--- start ---

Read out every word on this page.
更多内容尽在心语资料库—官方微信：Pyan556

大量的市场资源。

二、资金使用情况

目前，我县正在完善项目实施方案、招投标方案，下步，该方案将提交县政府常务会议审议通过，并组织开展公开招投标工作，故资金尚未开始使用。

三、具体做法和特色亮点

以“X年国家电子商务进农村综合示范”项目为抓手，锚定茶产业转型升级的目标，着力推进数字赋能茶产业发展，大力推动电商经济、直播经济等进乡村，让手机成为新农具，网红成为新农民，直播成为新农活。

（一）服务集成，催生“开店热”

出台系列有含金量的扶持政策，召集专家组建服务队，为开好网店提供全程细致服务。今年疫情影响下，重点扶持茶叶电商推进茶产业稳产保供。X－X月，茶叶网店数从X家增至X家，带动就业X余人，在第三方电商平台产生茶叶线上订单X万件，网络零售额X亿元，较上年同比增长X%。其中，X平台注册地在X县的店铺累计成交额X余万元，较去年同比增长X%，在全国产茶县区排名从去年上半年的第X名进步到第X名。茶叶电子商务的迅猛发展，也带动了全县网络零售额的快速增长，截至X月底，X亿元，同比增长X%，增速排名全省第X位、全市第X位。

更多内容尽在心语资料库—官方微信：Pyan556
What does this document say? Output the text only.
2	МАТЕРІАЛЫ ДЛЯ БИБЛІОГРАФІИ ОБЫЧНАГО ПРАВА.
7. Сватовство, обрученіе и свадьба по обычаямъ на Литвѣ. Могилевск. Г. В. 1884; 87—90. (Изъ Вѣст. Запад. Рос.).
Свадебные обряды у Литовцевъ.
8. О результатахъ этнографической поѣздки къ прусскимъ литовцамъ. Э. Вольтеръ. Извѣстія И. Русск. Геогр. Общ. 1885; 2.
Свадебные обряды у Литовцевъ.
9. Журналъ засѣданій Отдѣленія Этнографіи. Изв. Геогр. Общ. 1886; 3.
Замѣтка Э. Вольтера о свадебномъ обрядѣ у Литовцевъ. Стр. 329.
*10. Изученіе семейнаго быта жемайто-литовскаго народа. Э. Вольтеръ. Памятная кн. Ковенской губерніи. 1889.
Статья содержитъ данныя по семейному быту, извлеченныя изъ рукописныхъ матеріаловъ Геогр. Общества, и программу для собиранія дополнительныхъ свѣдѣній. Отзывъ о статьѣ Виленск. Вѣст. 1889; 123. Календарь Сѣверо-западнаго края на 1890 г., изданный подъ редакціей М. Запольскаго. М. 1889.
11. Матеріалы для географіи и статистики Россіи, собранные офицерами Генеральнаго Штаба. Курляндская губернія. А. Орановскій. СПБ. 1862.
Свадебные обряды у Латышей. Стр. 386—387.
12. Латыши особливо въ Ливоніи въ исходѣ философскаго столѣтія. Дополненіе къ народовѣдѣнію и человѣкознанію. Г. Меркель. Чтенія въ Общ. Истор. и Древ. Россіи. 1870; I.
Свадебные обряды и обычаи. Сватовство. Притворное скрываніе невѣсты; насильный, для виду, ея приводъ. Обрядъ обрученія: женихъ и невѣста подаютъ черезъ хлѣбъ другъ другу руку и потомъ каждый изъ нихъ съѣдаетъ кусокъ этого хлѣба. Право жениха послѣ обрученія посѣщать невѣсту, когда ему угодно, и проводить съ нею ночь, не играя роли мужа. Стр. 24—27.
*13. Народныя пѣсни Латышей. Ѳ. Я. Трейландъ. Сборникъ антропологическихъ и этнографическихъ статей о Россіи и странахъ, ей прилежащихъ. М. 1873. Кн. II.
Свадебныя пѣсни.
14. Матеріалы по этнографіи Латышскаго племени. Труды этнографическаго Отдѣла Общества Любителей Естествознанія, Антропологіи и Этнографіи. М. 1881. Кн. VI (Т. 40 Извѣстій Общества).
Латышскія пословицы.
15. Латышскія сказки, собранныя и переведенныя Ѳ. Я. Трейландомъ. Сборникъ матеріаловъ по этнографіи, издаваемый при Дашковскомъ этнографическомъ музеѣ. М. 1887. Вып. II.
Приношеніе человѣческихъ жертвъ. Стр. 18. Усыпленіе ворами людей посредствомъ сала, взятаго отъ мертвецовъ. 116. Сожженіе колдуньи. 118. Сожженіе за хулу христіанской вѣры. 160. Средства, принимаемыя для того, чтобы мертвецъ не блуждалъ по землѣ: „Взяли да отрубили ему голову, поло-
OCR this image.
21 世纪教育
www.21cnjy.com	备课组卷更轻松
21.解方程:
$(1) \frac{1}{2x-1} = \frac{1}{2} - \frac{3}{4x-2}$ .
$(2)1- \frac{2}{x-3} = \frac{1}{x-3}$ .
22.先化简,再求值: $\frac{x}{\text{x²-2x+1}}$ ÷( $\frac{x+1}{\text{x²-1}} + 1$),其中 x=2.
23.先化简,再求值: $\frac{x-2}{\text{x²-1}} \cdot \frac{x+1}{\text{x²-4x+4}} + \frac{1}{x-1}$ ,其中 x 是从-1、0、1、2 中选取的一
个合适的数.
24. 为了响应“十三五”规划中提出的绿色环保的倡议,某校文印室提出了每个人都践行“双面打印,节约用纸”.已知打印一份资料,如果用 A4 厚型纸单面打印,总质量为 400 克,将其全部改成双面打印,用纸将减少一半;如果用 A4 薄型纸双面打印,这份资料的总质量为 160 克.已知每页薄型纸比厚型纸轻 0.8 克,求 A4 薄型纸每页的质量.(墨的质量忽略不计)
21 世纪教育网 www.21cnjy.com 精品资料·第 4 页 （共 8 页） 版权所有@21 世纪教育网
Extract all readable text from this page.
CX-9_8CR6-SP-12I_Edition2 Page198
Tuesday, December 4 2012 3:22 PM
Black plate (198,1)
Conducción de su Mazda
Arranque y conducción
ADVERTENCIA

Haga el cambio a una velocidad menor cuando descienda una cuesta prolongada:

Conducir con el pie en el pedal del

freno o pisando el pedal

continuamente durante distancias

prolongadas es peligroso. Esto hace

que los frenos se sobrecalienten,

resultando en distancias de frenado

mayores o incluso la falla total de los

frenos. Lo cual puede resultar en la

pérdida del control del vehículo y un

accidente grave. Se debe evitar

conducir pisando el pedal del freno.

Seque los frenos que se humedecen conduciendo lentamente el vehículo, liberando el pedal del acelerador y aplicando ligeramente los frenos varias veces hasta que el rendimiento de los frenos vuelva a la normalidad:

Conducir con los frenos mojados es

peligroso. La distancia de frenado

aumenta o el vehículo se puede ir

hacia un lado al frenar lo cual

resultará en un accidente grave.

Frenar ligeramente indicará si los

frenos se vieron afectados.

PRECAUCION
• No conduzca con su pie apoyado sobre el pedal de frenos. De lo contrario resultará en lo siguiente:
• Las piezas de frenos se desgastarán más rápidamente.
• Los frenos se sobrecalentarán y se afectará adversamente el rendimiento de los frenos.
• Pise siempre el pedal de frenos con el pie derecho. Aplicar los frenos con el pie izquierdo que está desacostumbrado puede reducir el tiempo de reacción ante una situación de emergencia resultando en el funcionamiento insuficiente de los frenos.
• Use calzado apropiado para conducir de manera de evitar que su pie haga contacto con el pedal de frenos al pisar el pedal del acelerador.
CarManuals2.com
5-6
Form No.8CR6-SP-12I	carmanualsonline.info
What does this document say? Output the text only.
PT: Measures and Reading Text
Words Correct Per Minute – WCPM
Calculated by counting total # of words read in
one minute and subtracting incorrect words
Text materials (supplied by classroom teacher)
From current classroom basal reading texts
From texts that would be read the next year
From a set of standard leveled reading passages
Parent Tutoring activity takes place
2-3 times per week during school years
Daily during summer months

--- end ---

- _EXERCISE BRIEF_
Show every line in the entries where the string "grave" occurs.

- _THE SOLUTION_
accidente grave. Se debe evitar
resultará en un accidente grave.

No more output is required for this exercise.